→ **Stated task**:
Your answer should be a single number: the count of lines that include the word "ratio".

→ **Listed records**:
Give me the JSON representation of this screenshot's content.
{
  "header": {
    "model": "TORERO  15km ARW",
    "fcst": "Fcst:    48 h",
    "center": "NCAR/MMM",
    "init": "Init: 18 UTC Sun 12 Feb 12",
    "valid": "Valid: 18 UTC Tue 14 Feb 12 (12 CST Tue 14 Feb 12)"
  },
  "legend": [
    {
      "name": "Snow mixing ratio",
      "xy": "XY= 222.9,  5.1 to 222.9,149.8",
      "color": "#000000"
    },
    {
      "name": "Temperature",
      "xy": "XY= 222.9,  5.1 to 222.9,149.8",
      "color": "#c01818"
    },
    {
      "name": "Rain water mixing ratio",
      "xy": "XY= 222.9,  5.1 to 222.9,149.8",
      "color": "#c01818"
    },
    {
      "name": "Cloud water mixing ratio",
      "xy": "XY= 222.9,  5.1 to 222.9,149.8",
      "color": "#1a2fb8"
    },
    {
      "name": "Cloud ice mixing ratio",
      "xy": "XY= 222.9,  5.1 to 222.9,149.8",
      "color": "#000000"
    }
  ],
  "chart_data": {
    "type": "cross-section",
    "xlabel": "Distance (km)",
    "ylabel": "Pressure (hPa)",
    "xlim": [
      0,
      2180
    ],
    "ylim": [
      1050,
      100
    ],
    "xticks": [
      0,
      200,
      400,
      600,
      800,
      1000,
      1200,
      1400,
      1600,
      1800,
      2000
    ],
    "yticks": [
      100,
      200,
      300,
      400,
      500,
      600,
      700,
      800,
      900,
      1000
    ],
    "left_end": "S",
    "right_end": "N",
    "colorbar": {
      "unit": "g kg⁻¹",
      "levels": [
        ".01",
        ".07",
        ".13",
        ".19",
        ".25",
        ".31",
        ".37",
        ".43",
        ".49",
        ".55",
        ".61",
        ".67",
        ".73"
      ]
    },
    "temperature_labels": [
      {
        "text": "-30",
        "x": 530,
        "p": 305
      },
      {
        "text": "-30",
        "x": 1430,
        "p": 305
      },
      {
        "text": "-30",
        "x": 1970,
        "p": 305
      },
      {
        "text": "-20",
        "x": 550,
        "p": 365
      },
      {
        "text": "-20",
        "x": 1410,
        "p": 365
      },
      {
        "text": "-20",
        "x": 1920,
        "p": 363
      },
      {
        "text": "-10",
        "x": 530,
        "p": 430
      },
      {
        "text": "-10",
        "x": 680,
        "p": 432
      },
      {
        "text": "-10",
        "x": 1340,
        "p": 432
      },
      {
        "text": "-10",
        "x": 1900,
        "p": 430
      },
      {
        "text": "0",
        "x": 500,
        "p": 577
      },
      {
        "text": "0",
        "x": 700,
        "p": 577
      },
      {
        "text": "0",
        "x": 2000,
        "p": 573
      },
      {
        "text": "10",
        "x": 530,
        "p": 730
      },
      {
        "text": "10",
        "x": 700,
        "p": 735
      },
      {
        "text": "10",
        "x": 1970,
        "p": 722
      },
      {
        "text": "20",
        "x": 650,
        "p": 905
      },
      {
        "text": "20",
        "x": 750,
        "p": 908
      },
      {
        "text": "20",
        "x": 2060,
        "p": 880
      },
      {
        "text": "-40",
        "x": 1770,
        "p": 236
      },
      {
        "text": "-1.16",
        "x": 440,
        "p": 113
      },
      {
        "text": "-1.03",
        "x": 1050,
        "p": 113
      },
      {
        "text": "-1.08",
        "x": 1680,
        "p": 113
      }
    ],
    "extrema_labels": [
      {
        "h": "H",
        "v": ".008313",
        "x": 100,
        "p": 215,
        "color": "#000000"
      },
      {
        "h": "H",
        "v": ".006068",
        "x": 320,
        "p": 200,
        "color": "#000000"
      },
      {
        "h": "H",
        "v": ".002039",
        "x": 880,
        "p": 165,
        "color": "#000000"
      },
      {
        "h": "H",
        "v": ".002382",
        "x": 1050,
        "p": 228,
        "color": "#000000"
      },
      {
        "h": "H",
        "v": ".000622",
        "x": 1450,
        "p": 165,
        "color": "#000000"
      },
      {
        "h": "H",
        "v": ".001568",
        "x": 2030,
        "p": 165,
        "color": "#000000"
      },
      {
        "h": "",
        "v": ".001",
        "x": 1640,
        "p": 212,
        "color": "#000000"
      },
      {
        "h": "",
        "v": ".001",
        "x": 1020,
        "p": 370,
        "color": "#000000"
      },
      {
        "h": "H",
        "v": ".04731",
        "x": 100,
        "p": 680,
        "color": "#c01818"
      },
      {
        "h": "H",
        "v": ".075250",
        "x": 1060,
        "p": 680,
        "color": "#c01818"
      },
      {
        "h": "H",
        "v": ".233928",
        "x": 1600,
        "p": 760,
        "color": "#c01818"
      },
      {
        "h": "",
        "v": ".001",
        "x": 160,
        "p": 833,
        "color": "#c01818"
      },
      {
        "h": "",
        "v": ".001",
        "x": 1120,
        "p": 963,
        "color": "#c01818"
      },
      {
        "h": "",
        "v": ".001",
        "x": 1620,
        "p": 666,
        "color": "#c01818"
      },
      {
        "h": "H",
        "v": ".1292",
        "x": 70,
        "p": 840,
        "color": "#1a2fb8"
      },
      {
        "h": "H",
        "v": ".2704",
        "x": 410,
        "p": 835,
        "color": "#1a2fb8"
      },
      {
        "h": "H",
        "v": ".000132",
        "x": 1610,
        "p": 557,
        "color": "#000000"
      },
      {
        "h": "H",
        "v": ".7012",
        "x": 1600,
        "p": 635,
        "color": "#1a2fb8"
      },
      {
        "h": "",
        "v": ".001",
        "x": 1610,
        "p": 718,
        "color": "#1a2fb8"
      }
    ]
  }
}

→ **Task result**:
4